▶ [Description of the task]: Every word of every entry must be retyped exactly.

▶ [The input]:
───

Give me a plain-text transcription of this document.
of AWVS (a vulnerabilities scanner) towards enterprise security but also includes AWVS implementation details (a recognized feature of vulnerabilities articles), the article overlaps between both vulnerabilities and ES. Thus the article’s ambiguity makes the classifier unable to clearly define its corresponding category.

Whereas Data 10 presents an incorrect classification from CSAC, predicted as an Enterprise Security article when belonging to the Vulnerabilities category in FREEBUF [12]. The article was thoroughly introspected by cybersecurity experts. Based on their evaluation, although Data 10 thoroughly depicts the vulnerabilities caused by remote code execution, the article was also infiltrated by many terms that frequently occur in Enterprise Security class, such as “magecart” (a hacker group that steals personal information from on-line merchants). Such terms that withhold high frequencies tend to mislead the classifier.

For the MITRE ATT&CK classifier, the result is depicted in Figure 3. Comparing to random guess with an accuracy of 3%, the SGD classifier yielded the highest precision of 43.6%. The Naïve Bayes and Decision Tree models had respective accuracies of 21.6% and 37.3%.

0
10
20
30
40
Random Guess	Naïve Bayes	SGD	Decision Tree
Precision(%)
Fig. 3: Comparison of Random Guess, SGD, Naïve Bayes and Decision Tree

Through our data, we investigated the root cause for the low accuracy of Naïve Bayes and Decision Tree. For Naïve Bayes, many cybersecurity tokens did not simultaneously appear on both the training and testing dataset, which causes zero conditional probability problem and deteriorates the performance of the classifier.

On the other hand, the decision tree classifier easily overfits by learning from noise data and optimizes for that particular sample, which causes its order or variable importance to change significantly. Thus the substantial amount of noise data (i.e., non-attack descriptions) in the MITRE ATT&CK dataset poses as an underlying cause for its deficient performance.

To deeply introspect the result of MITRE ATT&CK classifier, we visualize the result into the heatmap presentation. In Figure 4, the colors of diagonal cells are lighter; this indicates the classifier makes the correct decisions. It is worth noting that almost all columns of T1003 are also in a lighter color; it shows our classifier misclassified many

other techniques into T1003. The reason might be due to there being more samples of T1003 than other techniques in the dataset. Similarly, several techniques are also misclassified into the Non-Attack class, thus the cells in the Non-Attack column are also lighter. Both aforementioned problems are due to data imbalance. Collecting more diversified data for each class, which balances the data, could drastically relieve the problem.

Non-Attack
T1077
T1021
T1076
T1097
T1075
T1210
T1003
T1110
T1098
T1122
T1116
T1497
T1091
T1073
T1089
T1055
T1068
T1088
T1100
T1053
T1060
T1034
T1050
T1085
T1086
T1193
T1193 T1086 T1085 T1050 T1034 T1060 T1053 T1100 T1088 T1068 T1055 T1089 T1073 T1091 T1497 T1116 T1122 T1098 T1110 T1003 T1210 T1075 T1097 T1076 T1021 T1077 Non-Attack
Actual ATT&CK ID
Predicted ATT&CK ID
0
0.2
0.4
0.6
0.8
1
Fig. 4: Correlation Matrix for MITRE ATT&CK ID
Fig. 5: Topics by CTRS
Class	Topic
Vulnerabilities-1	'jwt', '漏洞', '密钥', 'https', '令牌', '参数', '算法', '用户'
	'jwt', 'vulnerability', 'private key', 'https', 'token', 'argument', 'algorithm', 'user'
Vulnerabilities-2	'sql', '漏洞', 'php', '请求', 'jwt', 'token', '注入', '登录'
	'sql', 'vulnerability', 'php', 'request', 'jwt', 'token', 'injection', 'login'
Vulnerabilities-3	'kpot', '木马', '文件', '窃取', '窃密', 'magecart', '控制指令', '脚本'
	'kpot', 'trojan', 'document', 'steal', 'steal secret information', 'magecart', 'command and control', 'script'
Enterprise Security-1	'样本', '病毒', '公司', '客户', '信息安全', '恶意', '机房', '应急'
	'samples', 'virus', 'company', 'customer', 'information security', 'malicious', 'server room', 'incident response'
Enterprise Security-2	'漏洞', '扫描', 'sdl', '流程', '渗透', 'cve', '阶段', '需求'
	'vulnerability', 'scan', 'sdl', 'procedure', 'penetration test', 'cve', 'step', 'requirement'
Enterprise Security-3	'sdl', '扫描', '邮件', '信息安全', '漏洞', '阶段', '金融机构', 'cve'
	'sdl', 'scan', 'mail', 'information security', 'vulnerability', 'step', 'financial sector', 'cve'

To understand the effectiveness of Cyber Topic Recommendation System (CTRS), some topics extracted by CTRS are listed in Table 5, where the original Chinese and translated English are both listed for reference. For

───

▶ [Result below]:
Give me a plain-text transcription of this document.
of AWVS (a vulnerabilities scanner) towards enterprise security but also includes AWVS implementation details (a recognized feature of vulnerabilities articles), the article overlaps between both vulnerabilities and ES. Thus the article’s ambiguity makes the classifier unable to clearly define its corresponding category.

Whereas Data 10 presents an incorrect classification from CSAC, predicted as an Enterprise Security article when belonging to the Vulnerabilities category in FREEBUF [12]. The article was thoroughly introspected by cybersecurity experts. Based on their evaluation, although Data 10 thoroughly depicts the vulnerabilities caused by remote code execution, the article was also infiltrated by many terms that frequently occur in Enterprise Security class, such as “magecart” (a hacker group that steals personal information from on-line merchants). Such terms that withhold high frequencies tend to mislead the classifier.

For the MITRE ATT&CK classifier, the result is depicted in Figure 3. Comparing to random guess with an accuracy of 3%, the SGD classifier yielded the highest precision of 43.6%. The Naïve Bayes and Decision Tree models had respective accuracies of 21.6% and 37.3%.

0
10
20
30
40
Random Guess	Naïve Bayes	SGD	Decision Tree
Precision(%)
Fig. 3: Comparison of Random Guess, SGD, Naïve Bayes and Decision Tree

Through our data, we investigated the root cause for the low accuracy of Naïve Bayes and Decision Tree. For Naïve Bayes, many cybersecurity tokens did not simultaneously appear on both the training and testing dataset, which causes zero conditional probability problem and deteriorates the performance of the classifier.

On the other hand, the decision tree classifier easily overfits by learning from noise data and optimizes for that particular sample, which causes its order or variable importance to change significantly. Thus the substantial amount of noise data (i.e., non-attack descriptions) in the MITRE ATT&CK dataset poses as an underlying cause for its deficient performance.

To deeply introspect the result of MITRE ATT&CK classifier, we visualize the result into the heatmap presentation. In Figure 4, the colors of diagonal cells are lighter; this indicates the classifier makes the correct decisions. It is worth noting that almost all columns of T1003 are also in a lighter color; it shows our classifier misclassified many

other techniques into T1003. The reason might be due to there being more samples of T1003 than other techniques in the dataset. Similarly, several techniques are also misclassified into the Non-Attack class, thus the cells in the Non-Attack column are also lighter. Both aforementioned problems are due to data imbalance. Collecting more diversified data for each class, which balances the data, could drastically relieve the problem.

Non-Attack
T1077
T1021
T1076
T1097
T1075
T1210
T1003
T1110
T1098
T1122
T1116
T1497
T1091
T1073
T1089
T1055
T1068
T1088
T1100
T1053
T1060
T1034
T1050
T1085
T1086
T1193
T1193 T1086 T1085 T1050 T1034 T1060 T1053 T1100 T1088 T1068 T1055 T1089 T1073 T1091 T1497 T1116 T1122 T1098 T1110 T1003 T1210 T1075 T1097 T1076 T1021 T1077 Non-Attack
Actual ATT&CK ID
Predicted ATT&CK ID
0
0.2
0.4
0.6
0.8
1
Fig. 4: Correlation Matrix for MITRE ATT&CK ID
Fig. 5: Topics by CTRS
Class	Topic
Vulnerabilities-1	'jwt', '漏洞', '密钥', 'https', '令牌', '参数', '算法', '用户'
	'jwt', 'vulnerability', 'private key', 'https', 'token', 'argument', 'algorithm', 'user'
Vulnerabilities-2	'sql', '漏洞', 'php', '请求', 'jwt', 'token', '注入', '登录'
	'sql', 'vulnerability', 'php', 'request', 'jwt', 'token', 'injection', 'login'
Vulnerabilities-3	'kpot', '木马', '文件', '窃取', '窃密', 'magecart', '控制指令', '脚本'
	'kpot', 'trojan', 'document', 'steal', 'steal secret information', 'magecart', 'command and control', 'script'
Enterprise Security-1	'样本', '病毒', '公司', '客户', '信息安全', '恶意', '机房', '应急'
	'samples', 'virus', 'company', 'customer', 'information security', 'malicious', 'server room', 'incident response'
Enterprise Security-2	'漏洞', '扫描', 'sdl', '流程', '渗透', 'cve', '阶段', '需求'
	'vulnerability', 'scan', 'sdl', 'procedure', 'penetration test', 'cve', 'step', 'requirement'
Enterprise Security-3	'sdl', '扫描', '邮件', '信息安全', '漏洞', '阶段', '金融机构', 'cve'
	'sdl', 'scan', 'mail', 'information security', 'vulnerability', 'step', 'financial sector', 'cve'

To understand the effectiveness of Cyber Topic Recommendation System (CTRS), some topics extracted by CTRS are listed in Table 5, where the original Chinese and translated English are both listed for reference. For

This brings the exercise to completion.